[Start of Records supplied]
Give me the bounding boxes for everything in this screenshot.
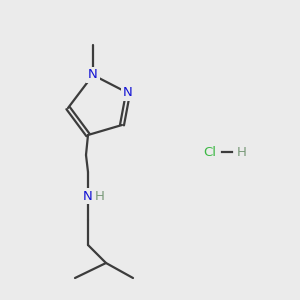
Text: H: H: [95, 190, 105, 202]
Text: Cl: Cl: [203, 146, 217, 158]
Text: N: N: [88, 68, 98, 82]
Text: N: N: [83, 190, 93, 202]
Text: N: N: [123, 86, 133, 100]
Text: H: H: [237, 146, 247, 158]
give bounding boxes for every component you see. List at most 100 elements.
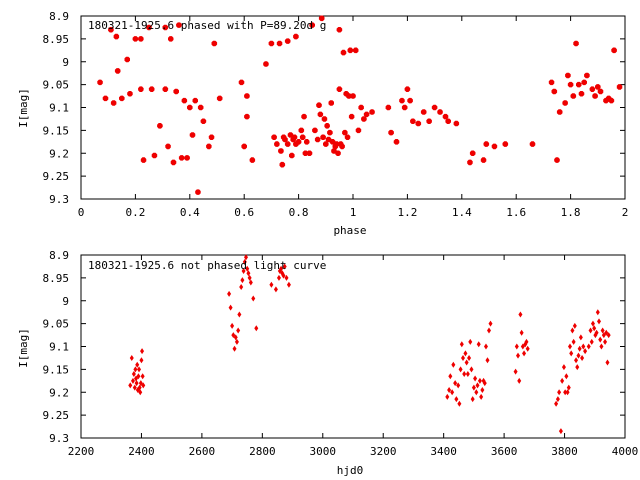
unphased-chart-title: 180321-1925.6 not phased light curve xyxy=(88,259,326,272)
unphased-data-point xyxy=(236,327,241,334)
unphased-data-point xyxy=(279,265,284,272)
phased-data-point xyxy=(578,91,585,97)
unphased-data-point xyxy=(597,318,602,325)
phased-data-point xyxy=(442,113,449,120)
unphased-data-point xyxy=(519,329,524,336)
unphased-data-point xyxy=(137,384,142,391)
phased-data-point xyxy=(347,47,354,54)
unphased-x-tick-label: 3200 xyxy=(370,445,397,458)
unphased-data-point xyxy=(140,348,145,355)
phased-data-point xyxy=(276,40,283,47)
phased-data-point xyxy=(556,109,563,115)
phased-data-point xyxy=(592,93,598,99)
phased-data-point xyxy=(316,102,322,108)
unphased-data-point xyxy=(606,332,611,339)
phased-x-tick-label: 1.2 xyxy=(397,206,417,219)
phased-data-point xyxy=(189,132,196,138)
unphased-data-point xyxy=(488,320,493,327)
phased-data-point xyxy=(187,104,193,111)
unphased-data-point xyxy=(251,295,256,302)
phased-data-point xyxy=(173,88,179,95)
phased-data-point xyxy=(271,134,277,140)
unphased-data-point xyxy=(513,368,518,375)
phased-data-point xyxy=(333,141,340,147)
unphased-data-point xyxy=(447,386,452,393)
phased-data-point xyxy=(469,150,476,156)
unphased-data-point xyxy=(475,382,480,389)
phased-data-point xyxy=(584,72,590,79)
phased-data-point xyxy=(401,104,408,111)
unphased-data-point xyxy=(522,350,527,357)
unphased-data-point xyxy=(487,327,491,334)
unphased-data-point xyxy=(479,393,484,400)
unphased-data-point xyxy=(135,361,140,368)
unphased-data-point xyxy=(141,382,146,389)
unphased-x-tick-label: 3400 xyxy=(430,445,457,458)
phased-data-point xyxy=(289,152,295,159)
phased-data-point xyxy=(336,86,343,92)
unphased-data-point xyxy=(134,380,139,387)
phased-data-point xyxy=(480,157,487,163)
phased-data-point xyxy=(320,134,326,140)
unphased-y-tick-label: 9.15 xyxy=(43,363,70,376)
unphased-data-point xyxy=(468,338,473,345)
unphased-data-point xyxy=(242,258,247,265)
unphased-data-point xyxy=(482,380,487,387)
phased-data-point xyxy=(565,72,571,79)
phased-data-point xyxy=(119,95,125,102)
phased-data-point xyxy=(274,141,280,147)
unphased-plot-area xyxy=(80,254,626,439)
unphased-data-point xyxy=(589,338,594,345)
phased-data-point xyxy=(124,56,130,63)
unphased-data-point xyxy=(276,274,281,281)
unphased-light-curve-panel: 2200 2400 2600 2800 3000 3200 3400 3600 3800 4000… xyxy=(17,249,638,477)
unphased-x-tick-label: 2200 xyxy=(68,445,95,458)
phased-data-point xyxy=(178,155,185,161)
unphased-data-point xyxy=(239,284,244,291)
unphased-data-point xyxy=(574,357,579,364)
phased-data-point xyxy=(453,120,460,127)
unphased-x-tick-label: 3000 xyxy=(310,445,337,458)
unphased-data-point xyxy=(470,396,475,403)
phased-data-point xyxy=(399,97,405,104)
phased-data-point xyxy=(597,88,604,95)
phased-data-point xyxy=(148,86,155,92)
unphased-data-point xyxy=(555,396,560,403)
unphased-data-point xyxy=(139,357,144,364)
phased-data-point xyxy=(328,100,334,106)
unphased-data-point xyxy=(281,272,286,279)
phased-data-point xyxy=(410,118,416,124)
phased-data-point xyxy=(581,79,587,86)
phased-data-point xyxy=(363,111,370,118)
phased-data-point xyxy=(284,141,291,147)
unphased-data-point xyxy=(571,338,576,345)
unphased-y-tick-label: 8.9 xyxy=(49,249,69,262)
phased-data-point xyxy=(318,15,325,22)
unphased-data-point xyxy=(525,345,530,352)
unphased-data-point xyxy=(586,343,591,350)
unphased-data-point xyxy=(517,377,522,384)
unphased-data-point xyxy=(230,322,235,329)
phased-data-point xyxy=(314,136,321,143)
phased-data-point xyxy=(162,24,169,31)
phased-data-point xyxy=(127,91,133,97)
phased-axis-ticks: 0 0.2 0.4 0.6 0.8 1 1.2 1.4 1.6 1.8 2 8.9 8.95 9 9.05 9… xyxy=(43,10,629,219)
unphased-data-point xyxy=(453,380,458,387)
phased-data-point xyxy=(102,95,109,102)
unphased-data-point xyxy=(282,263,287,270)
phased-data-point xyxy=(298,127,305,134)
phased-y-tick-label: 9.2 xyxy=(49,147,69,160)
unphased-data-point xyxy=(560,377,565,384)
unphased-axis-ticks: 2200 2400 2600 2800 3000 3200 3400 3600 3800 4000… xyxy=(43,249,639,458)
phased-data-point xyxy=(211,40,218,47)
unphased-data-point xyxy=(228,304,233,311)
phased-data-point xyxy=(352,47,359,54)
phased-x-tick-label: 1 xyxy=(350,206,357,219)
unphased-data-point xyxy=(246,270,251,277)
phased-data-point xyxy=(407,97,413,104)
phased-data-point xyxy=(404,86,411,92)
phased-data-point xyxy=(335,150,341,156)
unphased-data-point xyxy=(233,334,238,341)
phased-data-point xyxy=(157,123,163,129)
[End of Records supplied]
[Start of Records supplied]
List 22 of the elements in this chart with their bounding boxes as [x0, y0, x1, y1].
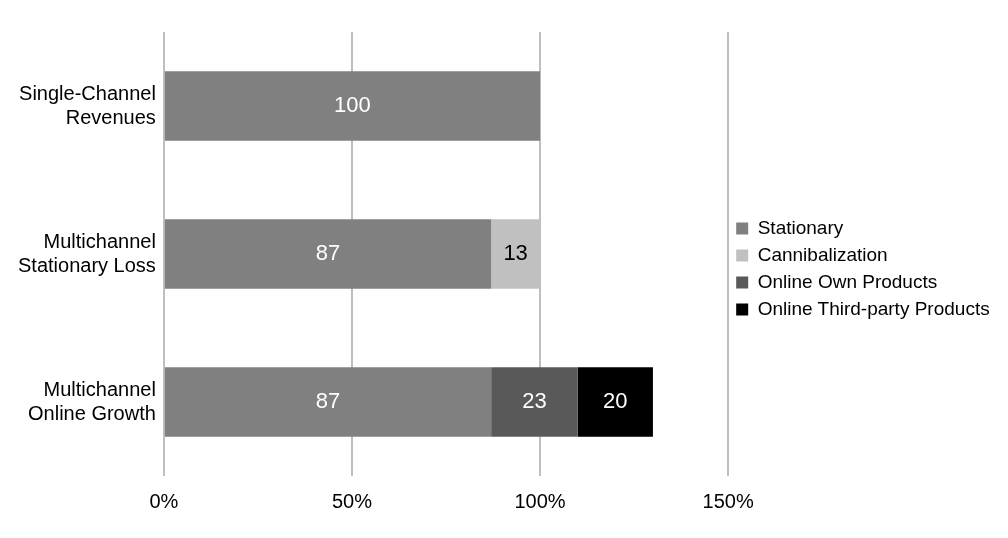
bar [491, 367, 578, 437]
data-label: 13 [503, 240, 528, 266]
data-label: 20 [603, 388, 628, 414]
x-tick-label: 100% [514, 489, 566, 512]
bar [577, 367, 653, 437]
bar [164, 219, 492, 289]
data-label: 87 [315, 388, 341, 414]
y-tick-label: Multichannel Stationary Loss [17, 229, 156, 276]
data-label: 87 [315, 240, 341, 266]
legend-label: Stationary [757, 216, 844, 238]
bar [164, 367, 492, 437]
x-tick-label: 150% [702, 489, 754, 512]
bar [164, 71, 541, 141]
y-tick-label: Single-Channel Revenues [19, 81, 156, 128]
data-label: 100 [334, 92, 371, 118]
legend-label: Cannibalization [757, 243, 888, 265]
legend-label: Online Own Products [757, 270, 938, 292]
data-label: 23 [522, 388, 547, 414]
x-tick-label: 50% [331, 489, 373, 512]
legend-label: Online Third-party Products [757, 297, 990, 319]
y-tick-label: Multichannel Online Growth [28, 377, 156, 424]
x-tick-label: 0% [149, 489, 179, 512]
[End of Records supplied]
Can you put the lines of the records above, from the line with "Text: H: H: [95, 190, 105, 202]" through the line with "give bounding boxes", both included, into a numbered list with blank lines left out?

1. Text: H: H: [95, 190, 105, 202]
2. Text: Cl: Cl: [203, 146, 217, 158]
3. Text: N: N: [88, 68, 98, 82]
4. Text: N: N: [83, 190, 93, 202]
5. Text: N: N: [123, 86, 133, 100]
6. Text: H: H: [237, 146, 247, 158]
7. give bounding boxes for every component you see. List at most 100 elements.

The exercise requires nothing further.